TUGAS TERTULIS
• a. Salin bagian teks tentang kerukunan umat beragama mulai dari kata-kata "Jadi orang yang" hingga kata-kata "di tangan manusia.", lalu ganti "adzab" menjadi "azab".
• b. Lanjutkan teks tentang kerukunan umat beragama setelah kalimat terakhirnya.

TEKS DOKUMEN
Kristen itu merupakan salah satu agama di Indonesia yang di akui keberadaannya oleh pemerintah. Mempunyai ajaran dan pemeluk, mereka sama haknya di berikan kebebasan  untuk memeluk dan meyakini keberadaan agama nya. Sebagai seorang muslim, kita harus hidup rukun, dan saling menghargai, untuk masalah keyakinan adalah urusan individu, tidak di perbolehkan seseorang muslim untuk memaksakan kehendak kepada Kristen begitu pun sebaliknya, kita tidak perlu mendakwahkan agama bagi orang yang sudah beragama. Biarkan lah kita hidup dengan agama apa yang menjadi keyakinan kita. kecuali jika pemuluk lain seperti Kristen, Hindu, Budha menanyakan tentang sesuatu hal yang berkaitan dengan Islam.

Allah SWT telah menganugerahkan amanah kepada manusia agar kita menjadi khalifah, maka peran, tugas dan fungsi kita adalah beribadah kepada-Nya, dan mencoba mengelola bumi ini sebagai wujud rasa syukur  yaitu bersama membangun, mewujudkan kesejahteraan, kebaikan, dan sifat-sifat kemanusiaan di dalamnya. Etika, budaya, dan hukum di tambah agama telah mengajari umat manusia untuk damai dalam perbedaan. Allah SWT di dalam al Quran menjelaskan

“Sesungguhnya Kami telah memberikan wahyu kepadamu sebagaimana Kami telah memberikan wahyu kepada Nuh dan nabi-nabi yang kemudiannya, dan Kami telah memberikan wahyu (pula) kepada Ibrahim, Isma'il, Ishak, Ya'qub dan anak cucunya, Isa, Ayyub, Yunus, Harun dan Sulaiman. Dan Kami berikan Zabur kepada Daud. Dan (Kami telah mengutus) rasu-rasul yang sungguh telah Kami kisahkan tentang mereka kepadamu dahulu, dan ‘rasul-rasul yang tidak Kami kisahkan tentang mereka kepadamu’. Dan Allah telah berbicara kepada Musa dengan langsung.” [An-Nisaa 4, 163-164], berikutnya dalam al Quran disebutkan Tuhan tidak akan memberikan hidayah dan petunjuk-Nya kepada orang-orang yang zalim, pendusta, dan orang-orang yang menyimpang, karena sesungguhnya kelompok ini telah berada dalam kesesatan yang nyata, dimana Tuhan berfirman, "Dan barang siapa mendurhakai Allah dan rasul-Nya, maka sungguhlah dia telah tersesat, dalam kesesatan yang nyata"

Jadi orang yang tidak taat kepada-Nya dan kepada rasul-Nya, maka sesungguhnya dia telah tersesat dan berada dalam kesesatan yang nyata. Dengan demikian bagi mereka yang berhak untuk mendapatkan hidayah maka Tuhan akan menunjukkan jalannya ke surga dan tidak ada seorang pun yang akan mampu menyesatkannya, dan bagi mereka yang berhak untuk mendapatkan siksa dan terseret ke dalam api neraka, tidak akan ada seorangpun yang akan mampu menjaganya dari siksaan adzab ini. Akan tetapi baik mereka yang berhak mendapatkan adzab ataupun mereka yang berhak mendapatkan pahala, pilihan tersebut  pada awalnya telah diserahkan di tangan manusia.

DATA TERSIMPAN

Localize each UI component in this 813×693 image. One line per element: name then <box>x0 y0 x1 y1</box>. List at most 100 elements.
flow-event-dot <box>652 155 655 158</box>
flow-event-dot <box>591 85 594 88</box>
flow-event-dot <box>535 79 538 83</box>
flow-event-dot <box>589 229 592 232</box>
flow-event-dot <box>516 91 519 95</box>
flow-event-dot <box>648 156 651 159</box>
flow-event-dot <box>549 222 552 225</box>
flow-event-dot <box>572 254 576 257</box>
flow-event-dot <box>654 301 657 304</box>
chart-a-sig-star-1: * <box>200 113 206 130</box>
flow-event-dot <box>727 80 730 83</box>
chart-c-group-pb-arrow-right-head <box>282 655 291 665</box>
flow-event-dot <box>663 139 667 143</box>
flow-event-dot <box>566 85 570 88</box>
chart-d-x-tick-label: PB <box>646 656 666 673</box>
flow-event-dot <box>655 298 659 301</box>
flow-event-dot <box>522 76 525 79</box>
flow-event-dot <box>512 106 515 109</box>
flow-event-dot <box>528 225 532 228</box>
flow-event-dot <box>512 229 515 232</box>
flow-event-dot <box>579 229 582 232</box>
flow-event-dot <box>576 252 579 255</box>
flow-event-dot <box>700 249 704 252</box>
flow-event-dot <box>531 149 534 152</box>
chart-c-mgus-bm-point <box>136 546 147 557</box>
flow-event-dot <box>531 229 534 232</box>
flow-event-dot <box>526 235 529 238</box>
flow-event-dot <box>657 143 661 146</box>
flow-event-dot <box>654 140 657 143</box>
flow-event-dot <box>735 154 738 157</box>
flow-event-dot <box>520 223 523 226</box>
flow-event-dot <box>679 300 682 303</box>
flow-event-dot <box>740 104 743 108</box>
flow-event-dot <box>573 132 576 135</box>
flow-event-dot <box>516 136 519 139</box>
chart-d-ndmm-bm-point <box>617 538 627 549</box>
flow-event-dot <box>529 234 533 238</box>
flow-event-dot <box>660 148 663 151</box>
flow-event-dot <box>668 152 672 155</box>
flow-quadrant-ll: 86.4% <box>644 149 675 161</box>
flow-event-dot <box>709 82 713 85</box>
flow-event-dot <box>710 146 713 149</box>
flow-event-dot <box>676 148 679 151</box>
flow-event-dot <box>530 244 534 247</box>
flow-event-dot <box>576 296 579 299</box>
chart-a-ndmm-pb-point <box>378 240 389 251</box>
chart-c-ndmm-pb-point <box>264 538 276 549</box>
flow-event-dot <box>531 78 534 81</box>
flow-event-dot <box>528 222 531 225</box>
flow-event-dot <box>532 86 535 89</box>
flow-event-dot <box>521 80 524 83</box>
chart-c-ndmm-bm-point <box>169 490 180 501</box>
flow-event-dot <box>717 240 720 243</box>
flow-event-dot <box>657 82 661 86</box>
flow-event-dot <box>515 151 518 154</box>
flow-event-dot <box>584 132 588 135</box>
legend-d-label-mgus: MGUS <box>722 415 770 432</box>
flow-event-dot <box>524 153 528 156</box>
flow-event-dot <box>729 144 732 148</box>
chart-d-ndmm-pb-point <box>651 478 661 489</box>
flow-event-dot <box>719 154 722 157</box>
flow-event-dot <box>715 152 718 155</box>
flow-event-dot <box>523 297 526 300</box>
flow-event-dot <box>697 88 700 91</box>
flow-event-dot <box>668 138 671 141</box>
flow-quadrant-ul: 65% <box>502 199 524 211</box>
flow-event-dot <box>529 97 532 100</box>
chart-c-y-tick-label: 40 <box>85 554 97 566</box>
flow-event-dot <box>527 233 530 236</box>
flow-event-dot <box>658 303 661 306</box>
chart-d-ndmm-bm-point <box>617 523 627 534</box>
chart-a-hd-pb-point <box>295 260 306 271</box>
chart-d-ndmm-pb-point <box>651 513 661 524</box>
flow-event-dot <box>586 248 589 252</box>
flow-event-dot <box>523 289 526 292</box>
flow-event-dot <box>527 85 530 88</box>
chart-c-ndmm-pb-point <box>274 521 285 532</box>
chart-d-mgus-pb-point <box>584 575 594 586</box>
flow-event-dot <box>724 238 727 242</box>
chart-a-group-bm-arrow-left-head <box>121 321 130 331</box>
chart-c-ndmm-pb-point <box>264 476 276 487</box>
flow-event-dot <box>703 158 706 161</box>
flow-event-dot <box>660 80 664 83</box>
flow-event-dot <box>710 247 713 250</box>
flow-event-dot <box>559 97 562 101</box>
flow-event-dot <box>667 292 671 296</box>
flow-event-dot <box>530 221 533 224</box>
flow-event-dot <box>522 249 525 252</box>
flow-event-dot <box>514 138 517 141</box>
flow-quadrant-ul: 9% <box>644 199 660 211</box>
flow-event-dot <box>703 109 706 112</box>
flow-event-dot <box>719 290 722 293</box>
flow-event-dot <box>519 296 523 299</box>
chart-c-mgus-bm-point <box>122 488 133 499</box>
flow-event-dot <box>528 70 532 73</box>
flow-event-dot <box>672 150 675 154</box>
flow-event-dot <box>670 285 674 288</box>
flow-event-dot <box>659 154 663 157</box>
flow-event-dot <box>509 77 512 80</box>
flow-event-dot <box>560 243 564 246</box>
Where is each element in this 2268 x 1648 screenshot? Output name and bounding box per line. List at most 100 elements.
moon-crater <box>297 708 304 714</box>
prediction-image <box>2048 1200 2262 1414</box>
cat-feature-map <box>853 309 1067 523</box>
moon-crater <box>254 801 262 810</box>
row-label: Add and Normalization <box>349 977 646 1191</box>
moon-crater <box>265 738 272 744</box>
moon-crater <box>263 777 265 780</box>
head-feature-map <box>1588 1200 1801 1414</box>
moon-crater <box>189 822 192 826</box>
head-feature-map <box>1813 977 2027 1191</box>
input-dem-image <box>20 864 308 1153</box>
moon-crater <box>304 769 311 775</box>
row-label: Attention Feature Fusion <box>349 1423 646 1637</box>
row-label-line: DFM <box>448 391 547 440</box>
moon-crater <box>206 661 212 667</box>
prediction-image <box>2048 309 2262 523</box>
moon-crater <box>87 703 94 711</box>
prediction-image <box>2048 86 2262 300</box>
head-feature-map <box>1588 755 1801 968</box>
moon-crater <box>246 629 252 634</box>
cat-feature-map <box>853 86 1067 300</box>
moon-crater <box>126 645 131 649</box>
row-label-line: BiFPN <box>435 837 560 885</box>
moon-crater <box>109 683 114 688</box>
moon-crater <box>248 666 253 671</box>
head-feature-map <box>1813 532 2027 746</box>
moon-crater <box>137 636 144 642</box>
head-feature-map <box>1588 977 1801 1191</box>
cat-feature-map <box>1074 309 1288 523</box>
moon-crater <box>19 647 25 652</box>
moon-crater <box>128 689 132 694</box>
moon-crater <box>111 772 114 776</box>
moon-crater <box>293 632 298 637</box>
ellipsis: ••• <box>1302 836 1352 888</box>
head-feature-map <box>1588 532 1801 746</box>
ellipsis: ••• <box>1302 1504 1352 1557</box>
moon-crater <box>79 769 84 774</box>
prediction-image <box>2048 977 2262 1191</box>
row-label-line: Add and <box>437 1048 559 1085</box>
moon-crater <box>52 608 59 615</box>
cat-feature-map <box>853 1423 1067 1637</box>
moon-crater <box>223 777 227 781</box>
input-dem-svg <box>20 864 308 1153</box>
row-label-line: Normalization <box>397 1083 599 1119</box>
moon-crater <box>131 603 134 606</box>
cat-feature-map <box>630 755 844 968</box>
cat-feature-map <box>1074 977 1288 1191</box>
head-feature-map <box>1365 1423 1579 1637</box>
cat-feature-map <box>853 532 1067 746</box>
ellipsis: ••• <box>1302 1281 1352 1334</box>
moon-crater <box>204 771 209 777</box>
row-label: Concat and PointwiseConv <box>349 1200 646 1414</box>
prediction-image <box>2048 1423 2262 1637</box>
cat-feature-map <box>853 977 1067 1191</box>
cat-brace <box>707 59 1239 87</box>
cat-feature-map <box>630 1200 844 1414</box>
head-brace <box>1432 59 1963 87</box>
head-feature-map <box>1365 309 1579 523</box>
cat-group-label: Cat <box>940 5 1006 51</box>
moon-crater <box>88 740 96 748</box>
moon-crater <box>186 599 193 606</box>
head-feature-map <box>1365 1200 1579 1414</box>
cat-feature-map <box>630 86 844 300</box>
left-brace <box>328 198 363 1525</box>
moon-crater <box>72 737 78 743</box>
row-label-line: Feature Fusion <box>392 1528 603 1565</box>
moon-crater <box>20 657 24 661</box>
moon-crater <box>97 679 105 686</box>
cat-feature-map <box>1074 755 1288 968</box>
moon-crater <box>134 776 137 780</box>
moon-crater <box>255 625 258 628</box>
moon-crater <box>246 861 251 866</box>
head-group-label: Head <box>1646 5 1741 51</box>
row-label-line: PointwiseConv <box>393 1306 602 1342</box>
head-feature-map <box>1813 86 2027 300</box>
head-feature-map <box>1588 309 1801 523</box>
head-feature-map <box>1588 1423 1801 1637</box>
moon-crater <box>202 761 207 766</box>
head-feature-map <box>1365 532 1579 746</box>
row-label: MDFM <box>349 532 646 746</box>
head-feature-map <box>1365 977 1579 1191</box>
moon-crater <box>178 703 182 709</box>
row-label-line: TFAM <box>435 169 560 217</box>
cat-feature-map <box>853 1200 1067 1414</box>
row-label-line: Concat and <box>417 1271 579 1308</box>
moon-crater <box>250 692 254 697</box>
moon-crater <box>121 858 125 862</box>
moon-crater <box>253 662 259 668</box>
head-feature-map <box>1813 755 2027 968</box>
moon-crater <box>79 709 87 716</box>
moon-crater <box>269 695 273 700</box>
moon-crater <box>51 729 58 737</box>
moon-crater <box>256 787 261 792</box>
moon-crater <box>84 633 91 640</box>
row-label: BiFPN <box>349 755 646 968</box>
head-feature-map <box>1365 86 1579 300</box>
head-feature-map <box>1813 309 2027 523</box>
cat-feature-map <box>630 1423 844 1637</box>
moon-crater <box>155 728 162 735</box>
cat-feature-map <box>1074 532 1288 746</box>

JAWABAN SOAL
• a.
Jadi orang yang tidak taat kepada-Nya dan kepada rasul-Nya, maka sesungguhnya dia telah tersesat dan berada dalam kesesatan yang nyata. Dengan demikian bagi mereka yang berhak untuk mendapatkan hidayah maka Tuhan akan menunjukkan jalannya ke surga dan tidak ada seorang pun yang akan mampu menyesatkannya, dan bagi mereka yang berhak untuk mendapatkan siksa dan terseret ke dalam api neraka, tidak akan ada seorangpun yang akan mampu menjaganya dari siksaan azab ini. Akan tetapi baik mereka yang berhak mendapatkan azab ataupun mereka yang berhak mendapatkan pahala, pilihan tersebut  pada awalnya telah diserahkan di tangan manusia.

• b.
“Manusia itu adalah umat yang satu. Lalu Allah mengutus nabi-nabi, sebagai pemberi peringatan...“ [Q.S. Al-Baqarah. 2, 213]

Jika Allah berkehendak, Dia dapat dengan mudah membuat bangsa-bangsa yang berbeda menjadi hanya satu umat, memiliki seperangkat hukum yang sama, dan seluruhnya mengikuti Rasul yang sama. Namun, Dia memilih cara yang lain untuk mengukur cara keberImanan seseorang.  Dalam surat al Maidah kembali di tegaskan “Sekiranya Allah menghendaki, niscaya kamu dijadikan-Nya satu umat (saja), tetapi Allah hendak menguji kamu terhadap pemberian-Nya kepadamu, maka berlomba-lombalah berbuat kebajikan. Hanya kepada Allah-lah kembali kamu semuanya, lalu diberitahukan-Nya kepadamu apa yang telah kamu perselisihkan itu.”
 
Allah SWT  tidak akan memberikan hidayah dan petunjuk-Nya kepada orang-orang yang zalim, pendusta, dan orang-orang yang menyimpang seperti ayat di atas. Dengan demikian bagi mereka yang akan mendapatkan hidayah maka Allah SWT akan menunjukkan jalannya yaitu jalan yang lurus dan tidak ada seorang pun yang akan mampu menyesatkannya, dan bagi mereka yang berhak untuk mendapatkan siksa dan terseret ke dalam api neraka, tidak akan ada seorangpun yang akan mampu menjaganya dari siksaan adzab ini. Akan tetapi baik mereka yang berhak mendapatkan adzab ataupun mereka yang berhak mendapatkan pahala, pilihan tersebut  pada awalnya telah diserahkan di tangan manusia untuk mereka pikirkan, mereka baca tanda dan ayat-ayatnya Allah SWT. banyak orang yang beragama selain Islam namun jika Allah menunjukkan jalannya selalu ada petunjuk walau ia awalnya pada keseseatan yang nyata, tapi hidayah Allah SWT akan mengetuk pintu hati manusia yang mau mencari kebenaran dan hidayah Allah SWT.
Terakhir perlu di jelaskan bahwa untuk urusan teologi atau akidah merupakan hak yang melekat bagi setiap jiwa, dalam surat al kafiruan dengan tegas bagimu agamamu, dan bagiku agamaku. Semoga kita mendapatkan hidayah dari Allah SWT untuk tetap berada jalan yang lurus. Wallahu ‘Alam.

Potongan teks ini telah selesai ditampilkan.